Data drawn from a collection:
** START **

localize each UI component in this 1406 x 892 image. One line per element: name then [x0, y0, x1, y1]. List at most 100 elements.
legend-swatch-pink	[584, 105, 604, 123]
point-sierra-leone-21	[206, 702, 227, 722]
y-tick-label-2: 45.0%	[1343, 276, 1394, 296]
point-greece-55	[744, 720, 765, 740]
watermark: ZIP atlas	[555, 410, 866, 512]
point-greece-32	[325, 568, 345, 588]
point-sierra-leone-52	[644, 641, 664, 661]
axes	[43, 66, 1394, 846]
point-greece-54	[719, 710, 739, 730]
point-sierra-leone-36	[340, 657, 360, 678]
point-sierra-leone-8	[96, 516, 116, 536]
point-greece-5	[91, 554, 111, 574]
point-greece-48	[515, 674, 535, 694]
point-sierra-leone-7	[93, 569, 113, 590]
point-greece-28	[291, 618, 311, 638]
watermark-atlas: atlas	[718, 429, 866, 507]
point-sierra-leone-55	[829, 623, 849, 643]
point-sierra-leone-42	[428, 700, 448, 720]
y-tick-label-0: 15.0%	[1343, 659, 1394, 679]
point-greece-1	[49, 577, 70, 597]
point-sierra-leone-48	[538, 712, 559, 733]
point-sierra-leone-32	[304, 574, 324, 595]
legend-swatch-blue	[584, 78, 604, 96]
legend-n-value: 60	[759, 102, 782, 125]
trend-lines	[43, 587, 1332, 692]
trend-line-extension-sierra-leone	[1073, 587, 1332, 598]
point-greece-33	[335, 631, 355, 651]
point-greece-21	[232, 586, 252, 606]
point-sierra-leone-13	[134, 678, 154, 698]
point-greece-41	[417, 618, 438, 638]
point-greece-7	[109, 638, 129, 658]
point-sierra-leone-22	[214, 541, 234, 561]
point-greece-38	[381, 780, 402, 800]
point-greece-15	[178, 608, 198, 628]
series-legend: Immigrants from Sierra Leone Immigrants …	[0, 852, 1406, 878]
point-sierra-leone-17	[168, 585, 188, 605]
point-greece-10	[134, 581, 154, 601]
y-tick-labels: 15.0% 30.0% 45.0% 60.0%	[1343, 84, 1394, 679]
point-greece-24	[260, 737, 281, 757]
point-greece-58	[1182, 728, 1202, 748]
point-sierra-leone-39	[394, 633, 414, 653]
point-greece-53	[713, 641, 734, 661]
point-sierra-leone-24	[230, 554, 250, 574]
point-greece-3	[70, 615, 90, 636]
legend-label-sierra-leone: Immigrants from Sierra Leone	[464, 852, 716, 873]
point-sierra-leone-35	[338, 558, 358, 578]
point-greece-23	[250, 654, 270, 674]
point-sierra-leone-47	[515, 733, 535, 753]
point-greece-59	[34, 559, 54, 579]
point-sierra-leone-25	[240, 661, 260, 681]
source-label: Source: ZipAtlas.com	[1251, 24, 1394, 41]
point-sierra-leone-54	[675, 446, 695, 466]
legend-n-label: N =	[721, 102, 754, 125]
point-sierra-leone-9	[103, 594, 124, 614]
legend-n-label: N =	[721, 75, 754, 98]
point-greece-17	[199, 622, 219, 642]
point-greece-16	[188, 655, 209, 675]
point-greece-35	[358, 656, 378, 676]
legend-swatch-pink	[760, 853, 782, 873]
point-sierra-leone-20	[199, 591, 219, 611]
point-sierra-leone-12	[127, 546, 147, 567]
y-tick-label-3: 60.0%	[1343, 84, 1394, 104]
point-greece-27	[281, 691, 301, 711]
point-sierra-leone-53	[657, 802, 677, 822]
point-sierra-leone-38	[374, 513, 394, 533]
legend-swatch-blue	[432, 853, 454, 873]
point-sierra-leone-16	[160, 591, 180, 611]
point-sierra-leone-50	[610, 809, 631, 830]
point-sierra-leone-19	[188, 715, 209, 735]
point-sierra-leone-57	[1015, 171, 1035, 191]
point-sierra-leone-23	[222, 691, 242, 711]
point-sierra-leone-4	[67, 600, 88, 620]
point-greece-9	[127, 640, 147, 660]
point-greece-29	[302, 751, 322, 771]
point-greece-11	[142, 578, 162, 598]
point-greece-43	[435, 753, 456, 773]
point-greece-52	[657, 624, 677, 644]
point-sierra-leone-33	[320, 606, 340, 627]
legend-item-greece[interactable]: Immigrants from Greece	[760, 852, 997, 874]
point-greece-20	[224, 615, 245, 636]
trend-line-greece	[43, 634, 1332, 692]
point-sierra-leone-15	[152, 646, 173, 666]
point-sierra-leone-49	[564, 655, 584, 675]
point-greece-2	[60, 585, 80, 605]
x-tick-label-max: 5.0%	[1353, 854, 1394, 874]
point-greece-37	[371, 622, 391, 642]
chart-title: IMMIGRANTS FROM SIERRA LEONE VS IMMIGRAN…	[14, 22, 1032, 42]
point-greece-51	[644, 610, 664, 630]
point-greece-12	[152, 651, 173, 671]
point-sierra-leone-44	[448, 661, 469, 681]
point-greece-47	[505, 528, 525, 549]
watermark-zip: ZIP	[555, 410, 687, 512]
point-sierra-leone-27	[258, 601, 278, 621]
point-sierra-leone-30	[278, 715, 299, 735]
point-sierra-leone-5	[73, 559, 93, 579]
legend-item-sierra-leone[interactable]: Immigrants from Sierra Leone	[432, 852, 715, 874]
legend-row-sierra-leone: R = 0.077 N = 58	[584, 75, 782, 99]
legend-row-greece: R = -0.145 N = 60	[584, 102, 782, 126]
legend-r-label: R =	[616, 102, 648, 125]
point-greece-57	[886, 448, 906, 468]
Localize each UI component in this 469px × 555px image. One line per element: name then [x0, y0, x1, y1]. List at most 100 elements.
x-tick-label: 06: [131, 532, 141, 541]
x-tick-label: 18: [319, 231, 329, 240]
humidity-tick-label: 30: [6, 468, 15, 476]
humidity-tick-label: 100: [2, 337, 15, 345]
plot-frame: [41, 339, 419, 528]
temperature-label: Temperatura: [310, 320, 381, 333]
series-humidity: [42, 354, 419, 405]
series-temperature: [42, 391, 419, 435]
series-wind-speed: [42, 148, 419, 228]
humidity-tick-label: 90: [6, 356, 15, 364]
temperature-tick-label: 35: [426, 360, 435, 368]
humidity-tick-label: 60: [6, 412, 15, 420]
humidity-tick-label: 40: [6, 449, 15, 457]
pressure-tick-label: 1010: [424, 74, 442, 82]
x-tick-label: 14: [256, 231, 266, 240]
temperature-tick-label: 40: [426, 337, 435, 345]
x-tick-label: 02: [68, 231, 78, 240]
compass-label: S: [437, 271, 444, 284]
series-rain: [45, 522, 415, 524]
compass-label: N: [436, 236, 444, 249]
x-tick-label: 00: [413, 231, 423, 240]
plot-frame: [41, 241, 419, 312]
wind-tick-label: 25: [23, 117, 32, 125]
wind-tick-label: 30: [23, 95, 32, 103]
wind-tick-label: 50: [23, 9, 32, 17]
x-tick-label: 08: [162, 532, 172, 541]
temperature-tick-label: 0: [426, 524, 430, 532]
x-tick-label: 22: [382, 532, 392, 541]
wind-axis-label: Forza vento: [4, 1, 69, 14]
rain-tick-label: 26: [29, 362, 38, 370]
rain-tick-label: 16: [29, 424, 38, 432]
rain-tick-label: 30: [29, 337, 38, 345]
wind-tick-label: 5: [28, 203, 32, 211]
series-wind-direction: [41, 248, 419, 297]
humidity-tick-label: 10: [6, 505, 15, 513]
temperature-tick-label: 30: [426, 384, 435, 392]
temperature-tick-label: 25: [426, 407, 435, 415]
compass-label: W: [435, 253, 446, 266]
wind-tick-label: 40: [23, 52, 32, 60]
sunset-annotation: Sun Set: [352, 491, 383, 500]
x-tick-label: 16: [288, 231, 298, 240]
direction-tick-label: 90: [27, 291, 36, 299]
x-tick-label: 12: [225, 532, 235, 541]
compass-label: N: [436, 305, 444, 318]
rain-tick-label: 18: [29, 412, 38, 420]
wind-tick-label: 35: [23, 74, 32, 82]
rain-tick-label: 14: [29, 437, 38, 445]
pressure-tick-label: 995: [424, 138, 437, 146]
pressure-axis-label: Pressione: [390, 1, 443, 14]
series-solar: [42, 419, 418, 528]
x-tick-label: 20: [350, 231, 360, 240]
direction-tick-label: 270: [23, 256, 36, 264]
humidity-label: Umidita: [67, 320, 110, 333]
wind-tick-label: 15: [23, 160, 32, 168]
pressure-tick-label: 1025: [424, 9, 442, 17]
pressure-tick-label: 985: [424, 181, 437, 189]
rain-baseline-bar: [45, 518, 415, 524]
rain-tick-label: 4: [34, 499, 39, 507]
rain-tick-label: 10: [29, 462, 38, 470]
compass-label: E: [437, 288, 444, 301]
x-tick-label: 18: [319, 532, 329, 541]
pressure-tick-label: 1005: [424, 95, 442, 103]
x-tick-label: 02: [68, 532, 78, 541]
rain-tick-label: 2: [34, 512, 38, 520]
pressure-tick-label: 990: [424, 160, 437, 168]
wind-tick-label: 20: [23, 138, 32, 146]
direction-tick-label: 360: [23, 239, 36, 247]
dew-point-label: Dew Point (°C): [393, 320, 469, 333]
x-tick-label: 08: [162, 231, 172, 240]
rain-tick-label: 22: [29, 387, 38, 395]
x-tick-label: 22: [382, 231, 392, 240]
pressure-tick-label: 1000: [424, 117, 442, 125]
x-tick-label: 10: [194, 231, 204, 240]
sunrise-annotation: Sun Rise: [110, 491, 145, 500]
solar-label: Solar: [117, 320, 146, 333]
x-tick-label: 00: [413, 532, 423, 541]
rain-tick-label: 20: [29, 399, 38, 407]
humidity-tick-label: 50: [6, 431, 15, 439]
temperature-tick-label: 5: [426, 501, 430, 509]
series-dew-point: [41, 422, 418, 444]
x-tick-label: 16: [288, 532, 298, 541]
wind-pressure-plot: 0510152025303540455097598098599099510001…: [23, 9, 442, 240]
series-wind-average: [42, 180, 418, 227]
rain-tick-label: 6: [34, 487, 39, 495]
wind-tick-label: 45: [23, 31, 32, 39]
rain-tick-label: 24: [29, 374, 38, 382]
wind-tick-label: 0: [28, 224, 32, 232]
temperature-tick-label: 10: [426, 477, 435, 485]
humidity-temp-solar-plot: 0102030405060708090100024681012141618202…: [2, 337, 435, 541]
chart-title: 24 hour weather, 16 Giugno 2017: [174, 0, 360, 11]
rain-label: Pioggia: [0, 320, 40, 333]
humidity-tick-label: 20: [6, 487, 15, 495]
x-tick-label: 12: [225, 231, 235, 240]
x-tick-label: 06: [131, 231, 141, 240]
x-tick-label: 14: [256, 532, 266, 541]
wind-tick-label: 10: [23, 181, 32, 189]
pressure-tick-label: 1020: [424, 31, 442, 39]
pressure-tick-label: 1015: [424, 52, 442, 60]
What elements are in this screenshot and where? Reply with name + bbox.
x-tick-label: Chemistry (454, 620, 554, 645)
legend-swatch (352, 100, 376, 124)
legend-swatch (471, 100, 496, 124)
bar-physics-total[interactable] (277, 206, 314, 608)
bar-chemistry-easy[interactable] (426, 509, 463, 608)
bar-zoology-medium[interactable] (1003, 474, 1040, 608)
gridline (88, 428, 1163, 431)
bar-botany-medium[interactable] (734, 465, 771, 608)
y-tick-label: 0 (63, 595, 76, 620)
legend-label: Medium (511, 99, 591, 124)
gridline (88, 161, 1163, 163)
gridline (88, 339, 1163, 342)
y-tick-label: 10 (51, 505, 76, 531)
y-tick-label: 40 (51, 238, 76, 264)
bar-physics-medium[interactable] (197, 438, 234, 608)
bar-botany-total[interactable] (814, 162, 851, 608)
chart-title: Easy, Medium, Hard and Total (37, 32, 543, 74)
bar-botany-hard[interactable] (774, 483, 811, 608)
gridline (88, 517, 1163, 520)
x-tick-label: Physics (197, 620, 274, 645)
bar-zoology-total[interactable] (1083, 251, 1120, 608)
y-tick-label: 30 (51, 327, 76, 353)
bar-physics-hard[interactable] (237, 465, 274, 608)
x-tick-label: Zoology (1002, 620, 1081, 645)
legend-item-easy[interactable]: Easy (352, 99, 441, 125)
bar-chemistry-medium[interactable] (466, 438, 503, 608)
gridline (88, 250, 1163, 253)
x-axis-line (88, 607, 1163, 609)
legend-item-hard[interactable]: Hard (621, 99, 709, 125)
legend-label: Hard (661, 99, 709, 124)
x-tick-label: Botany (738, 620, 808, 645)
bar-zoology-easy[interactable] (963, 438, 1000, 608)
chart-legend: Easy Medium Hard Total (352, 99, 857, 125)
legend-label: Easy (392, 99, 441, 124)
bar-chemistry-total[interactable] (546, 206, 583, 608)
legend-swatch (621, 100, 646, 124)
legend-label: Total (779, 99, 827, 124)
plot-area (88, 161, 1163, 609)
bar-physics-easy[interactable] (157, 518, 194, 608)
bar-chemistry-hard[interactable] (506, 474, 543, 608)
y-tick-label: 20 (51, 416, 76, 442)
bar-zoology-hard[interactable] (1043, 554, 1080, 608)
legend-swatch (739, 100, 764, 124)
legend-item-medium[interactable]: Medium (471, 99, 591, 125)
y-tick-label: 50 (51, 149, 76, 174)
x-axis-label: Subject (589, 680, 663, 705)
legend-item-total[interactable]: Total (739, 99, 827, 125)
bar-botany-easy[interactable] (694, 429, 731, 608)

** END **

* Problem description: Rewrite the items starting at the beginning of the records and ending at the line that contains "720, 765, 740]", with "legend-swatch-pink" changed to "legend-swatch-magenta" and nothing else altered.

* Reply:
localize each UI component in this 1406 x 892 image. One line per element: name then [x0, y0, x1, y1]. List at most 100 elements.
legend-swatch-magenta	[584, 105, 604, 123]
point-sierra-leone-21	[206, 702, 227, 722]
y-tick-label-2: 45.0%	[1343, 276, 1394, 296]
point-greece-55	[744, 720, 765, 740]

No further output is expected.